→ **Text to read**:
*****

Fairbanks, located in the center of Alaska (the Alaska Interior), is the second-largest city in the state with about 35,000 residents. Fairbanks is known as the "Golden Heart of Alaska," referring to the discovery of gold in 1902, as well as its location at the center of the state -- but residents like to say it's also a description of their fine generous characters. Just 188 miles south of the Arctic Denali, the people of Fairbanks enjoy long summer days, but may only see a few hours of daylight in winter. Winters are harsh with temperatures sometimes reaching 65 degrees below zero, but summers are warm and may hit 90 degrees. Fairbanks is one of the best places for viewing the northern lights.
ECONOMY AND INDUSTRIES
Fairbanks' economy is based, in part, on the city's abundance of natural resources. Oil and natural gas, forestry, and agriculture are all staples. Due to the long summer days in Fairbanks, the growing season is actually quite productive. Fairbanks has access to multiple forms of transportation, including trucks, trains, planes, and barges, giving it easy access to cargo transportation. These shipping options further enrich the city's economy.
The military presence in Fairbanks cannot be overlooked. Eielson Air Force Base and Fort Wainwright are both located in close proximity. In addition, the government, including federal, state, and city, is a major employer in Fairbanks. Fairbanks is actively seeking to become the premier research and technology hub of the north, and this has the potential to be extremely lucrative. There are already several projects underway, including programs to assist entrepreneurs with intellectual property and technological development. Fairbanks has some of the best weather in Alaska, along with spectacular scenery and outdoor recreational opportunities making it a popular tourism destination.

*****

→ **The tasks**:
#1 Determine whether each statement below agrees with the text on Fairbanks, answering yes or no and quoting the deciding words of the text: (a) Fairbanks has about 35,000 residents; (b) the growing season in Fairbanks is unproductive; (c) Eielson Air Force Base and Fort Wainwright are located far from Fairbanks.
#2 Continue the text on Fairbanks from the point at which it ends.

Box annotation data

*****

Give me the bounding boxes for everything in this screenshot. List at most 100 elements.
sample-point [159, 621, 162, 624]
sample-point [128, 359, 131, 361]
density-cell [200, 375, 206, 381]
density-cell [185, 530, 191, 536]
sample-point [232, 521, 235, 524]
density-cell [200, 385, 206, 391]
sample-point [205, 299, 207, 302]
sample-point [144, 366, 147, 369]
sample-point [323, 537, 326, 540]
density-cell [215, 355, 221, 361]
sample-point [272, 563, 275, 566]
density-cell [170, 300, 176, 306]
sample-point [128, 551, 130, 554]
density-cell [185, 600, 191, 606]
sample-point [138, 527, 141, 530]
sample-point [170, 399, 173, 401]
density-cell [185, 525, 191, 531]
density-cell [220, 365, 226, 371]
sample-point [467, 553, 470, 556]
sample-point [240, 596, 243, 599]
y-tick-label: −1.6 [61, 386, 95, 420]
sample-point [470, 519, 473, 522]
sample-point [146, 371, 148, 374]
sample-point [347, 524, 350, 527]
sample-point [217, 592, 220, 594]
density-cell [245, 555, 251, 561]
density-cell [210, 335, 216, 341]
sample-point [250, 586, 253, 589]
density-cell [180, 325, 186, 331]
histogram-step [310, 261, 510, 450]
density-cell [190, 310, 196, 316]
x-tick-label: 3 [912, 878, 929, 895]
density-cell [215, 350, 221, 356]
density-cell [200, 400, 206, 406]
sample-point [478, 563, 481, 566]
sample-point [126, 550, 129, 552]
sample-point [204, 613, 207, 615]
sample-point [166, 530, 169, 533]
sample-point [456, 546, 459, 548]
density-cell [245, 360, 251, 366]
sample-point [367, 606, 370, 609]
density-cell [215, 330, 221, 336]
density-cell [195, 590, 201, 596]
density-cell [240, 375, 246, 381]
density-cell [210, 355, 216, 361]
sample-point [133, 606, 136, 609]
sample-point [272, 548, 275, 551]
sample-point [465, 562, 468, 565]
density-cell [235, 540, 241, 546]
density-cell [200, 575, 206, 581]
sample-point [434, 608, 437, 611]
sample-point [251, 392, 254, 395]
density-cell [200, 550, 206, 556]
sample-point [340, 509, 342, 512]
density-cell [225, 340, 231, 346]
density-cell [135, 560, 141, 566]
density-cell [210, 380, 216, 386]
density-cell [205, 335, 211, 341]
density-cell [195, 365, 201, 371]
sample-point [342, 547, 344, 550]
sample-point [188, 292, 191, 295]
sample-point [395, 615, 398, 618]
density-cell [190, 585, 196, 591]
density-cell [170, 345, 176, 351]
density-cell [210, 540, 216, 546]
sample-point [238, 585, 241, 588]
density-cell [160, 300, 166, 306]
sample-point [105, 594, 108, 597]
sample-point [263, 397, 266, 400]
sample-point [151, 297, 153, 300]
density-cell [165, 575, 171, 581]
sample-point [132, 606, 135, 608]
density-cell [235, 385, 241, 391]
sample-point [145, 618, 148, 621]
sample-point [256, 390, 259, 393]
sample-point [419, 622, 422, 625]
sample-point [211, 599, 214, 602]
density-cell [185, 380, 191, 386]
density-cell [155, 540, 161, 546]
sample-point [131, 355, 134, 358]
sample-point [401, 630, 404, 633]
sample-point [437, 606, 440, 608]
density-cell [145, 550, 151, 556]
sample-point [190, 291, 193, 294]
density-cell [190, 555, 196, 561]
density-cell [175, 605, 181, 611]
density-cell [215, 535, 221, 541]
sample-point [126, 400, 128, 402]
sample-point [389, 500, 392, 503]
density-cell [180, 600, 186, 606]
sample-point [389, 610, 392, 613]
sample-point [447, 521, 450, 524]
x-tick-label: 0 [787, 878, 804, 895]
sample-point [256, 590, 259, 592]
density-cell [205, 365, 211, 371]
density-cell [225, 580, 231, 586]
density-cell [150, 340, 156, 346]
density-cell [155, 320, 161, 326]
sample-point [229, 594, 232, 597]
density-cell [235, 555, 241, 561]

*****

→ **Set of answers**:
#1
(a) Yes: "is the second-largest city in the state with about 35,000 residents."
(b) No: "Due to the long summer days in Fairbanks, the growing season is actually quite productive."
(c) No: "Eielson Air Force Base and Fort Wainwright are both located in close proximity."

#2
NEIGHBORHOODS AND DISTRICTS
The cost of living in Fairbanks is lower than that of most other cities in Alaska, although it is still higher than the national average. There are several districts within the city of Fairbanks:
- City Center: This urban downtown district is pedestrian-friendly, and there are many apartment complexes located here. The majority of the people living in the area are upper-middle-class renters.
- College: Located immediately to the east of the University of Alaska-Fairbanks, this suburban district is home mostly to families with children.
- Ester/Fox: This extremely large district is located in the remote regions of northern Fairbanks. Many of the residents are government employees.
- George Parks Highway/Trinidad Drive: Located to the south of the university, this upscale area is home to many students and government employees.
- Hamilton Acres: Largely inhabited by families with children, this urban district is sophisticated. The area is pedestrian-friendly, and home values are average for Fairbanks.
- Musk Ox/Dogpatch: This district is huge and comprises the northeastern area of the city. The residents living here are upper middle class and highly educated. Homes in this area are generally costlier than those in surrounding areas. This suburban area consists of smaller single-family homes.
- Westgate: Considered a "funky" area, Westgate is made up of younger residents. Home prices in this suburban area are average.
The majority of Fairbanks' recreational activities revolve around its natural landscape:
- Skiing: Three prominent ski resorts in the area offer downhill skiing, cross-country skiing, snowboarding, and other winter activities: Moose Mountain, SkiLand, and Birch Hill.
- Dog Mushing: Several dog-sledding tours across the winter landscape are offered in the Fairbanks area, including tours offered by Sun Dog Express.
- Alaskaland: Formerly known as Pioneer Park, this theme park emphasizes Alaska's history. There are restaurants, shops, exhibits, recreational facilities, and picnic areas. Historic homes have been moved here for visitors to see. Events are held here on a regular basis, including festivals, music shows, sporting events, carnivals, mushing races, art shows, and classes.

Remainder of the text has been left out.